[Exercise]
Copy each line of the records that contains the word "Other".

[Record set]
· · ·

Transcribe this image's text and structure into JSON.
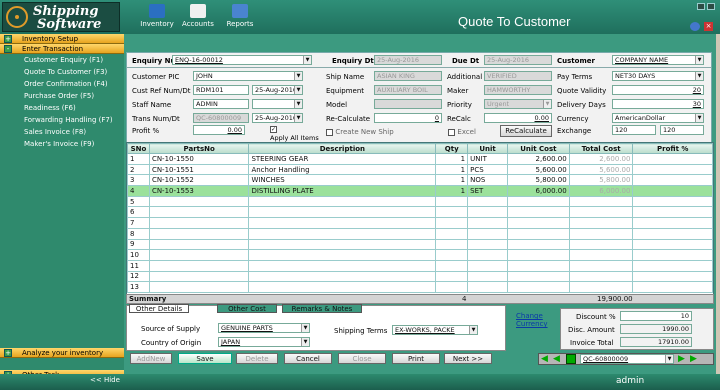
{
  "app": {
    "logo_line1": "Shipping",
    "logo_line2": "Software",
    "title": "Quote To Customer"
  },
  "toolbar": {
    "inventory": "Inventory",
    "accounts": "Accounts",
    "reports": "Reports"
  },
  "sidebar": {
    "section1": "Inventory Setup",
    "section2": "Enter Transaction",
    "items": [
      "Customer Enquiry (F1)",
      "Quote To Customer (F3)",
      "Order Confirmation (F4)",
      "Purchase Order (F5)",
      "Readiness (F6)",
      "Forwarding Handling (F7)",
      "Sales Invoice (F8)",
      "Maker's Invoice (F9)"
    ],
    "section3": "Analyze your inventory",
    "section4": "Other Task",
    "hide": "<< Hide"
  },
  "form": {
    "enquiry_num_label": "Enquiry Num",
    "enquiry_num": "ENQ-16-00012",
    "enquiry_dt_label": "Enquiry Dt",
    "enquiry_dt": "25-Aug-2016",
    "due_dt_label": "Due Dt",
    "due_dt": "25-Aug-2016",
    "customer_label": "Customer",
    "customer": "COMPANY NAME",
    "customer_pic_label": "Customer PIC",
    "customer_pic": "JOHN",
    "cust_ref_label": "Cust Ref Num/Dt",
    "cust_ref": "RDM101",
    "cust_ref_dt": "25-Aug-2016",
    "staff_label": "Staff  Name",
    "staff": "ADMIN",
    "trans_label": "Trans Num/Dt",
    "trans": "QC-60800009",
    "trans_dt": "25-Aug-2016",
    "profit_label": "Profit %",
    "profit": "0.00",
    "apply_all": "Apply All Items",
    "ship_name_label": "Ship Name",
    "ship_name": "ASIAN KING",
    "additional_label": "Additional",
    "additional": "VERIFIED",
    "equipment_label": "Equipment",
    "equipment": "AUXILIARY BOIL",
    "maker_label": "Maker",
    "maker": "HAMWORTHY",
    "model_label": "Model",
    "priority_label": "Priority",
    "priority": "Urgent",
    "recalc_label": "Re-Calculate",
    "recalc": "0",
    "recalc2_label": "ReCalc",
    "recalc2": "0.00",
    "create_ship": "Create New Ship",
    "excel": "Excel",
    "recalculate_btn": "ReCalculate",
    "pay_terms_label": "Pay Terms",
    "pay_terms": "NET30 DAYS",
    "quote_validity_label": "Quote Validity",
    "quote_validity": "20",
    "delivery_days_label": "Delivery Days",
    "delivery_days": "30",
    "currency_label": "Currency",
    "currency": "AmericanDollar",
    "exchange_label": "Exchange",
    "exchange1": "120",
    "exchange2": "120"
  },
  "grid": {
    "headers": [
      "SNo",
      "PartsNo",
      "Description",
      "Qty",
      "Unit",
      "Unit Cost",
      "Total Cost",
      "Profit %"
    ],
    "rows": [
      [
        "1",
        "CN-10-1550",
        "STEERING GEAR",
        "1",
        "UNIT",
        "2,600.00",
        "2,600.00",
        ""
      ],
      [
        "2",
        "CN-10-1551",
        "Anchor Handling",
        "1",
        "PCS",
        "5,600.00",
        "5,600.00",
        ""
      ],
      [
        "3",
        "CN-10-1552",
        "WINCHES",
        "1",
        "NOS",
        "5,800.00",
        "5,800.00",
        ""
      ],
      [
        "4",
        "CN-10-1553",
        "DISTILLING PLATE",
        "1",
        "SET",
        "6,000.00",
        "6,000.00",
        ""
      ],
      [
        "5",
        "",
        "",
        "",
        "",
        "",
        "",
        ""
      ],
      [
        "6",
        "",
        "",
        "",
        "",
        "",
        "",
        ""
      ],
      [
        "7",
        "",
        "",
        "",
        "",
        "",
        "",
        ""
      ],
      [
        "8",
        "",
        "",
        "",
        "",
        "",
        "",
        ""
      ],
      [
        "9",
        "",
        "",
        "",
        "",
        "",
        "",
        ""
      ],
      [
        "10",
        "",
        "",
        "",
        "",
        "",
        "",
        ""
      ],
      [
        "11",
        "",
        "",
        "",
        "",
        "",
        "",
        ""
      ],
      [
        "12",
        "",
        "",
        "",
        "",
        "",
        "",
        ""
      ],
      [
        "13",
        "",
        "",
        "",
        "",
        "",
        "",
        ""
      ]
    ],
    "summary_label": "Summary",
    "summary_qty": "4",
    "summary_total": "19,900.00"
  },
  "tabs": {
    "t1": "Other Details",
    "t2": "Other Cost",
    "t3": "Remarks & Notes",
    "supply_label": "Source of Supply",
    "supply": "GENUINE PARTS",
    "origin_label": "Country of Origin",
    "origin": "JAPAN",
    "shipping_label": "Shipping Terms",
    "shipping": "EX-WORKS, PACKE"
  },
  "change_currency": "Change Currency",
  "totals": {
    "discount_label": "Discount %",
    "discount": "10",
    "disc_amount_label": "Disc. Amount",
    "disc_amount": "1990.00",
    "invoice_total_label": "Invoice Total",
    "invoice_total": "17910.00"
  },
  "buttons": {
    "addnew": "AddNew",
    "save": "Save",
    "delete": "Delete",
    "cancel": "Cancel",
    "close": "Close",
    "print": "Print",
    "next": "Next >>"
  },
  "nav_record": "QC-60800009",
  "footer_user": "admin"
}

· · ·

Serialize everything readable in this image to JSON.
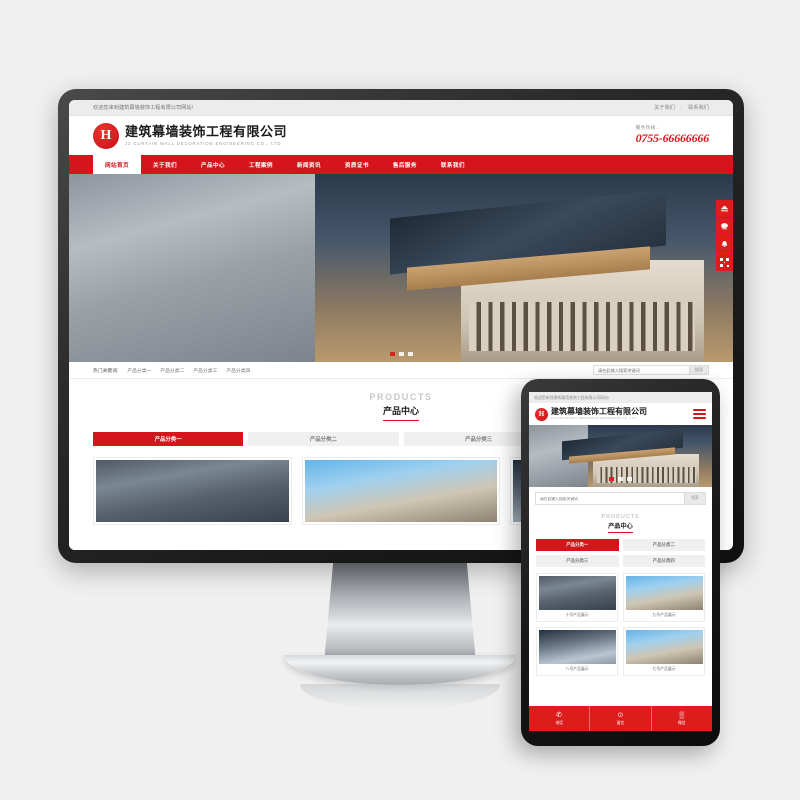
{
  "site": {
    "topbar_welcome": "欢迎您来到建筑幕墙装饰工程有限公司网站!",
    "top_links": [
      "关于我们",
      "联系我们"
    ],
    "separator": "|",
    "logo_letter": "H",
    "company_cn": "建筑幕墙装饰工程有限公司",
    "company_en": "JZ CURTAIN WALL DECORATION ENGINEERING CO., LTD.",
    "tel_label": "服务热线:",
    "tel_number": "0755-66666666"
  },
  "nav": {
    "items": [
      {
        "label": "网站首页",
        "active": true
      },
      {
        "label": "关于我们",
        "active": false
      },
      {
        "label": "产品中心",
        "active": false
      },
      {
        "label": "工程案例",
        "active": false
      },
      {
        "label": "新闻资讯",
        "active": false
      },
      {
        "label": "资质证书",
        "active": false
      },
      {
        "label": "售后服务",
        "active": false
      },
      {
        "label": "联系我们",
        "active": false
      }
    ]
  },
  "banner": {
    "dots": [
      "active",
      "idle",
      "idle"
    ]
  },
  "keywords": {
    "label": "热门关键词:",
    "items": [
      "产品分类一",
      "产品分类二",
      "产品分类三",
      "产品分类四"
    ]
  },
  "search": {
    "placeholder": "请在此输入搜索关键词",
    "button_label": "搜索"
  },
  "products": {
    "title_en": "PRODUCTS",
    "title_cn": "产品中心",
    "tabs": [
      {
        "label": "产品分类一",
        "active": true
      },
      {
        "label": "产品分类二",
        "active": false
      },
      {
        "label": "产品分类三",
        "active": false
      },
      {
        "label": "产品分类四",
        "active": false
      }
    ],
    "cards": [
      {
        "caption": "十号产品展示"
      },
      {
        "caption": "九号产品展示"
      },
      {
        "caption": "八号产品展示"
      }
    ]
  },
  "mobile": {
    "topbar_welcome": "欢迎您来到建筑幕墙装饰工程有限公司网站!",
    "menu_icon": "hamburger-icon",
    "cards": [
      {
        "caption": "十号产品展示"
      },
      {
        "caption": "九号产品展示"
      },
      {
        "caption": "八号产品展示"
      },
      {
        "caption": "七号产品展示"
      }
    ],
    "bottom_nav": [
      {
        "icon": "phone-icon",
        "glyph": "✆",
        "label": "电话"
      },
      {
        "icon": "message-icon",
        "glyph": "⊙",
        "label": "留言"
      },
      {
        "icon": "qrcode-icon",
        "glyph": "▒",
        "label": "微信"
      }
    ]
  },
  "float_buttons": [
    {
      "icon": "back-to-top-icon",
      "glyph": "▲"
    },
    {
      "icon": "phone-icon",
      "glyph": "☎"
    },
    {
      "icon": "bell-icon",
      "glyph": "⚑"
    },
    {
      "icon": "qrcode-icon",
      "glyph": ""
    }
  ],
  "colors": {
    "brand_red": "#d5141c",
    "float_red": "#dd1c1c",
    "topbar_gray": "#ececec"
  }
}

· · ·

[Completed task]
    "section4": "Other Task",
    "t1": "Other Details",
    "t2": "Other Cost",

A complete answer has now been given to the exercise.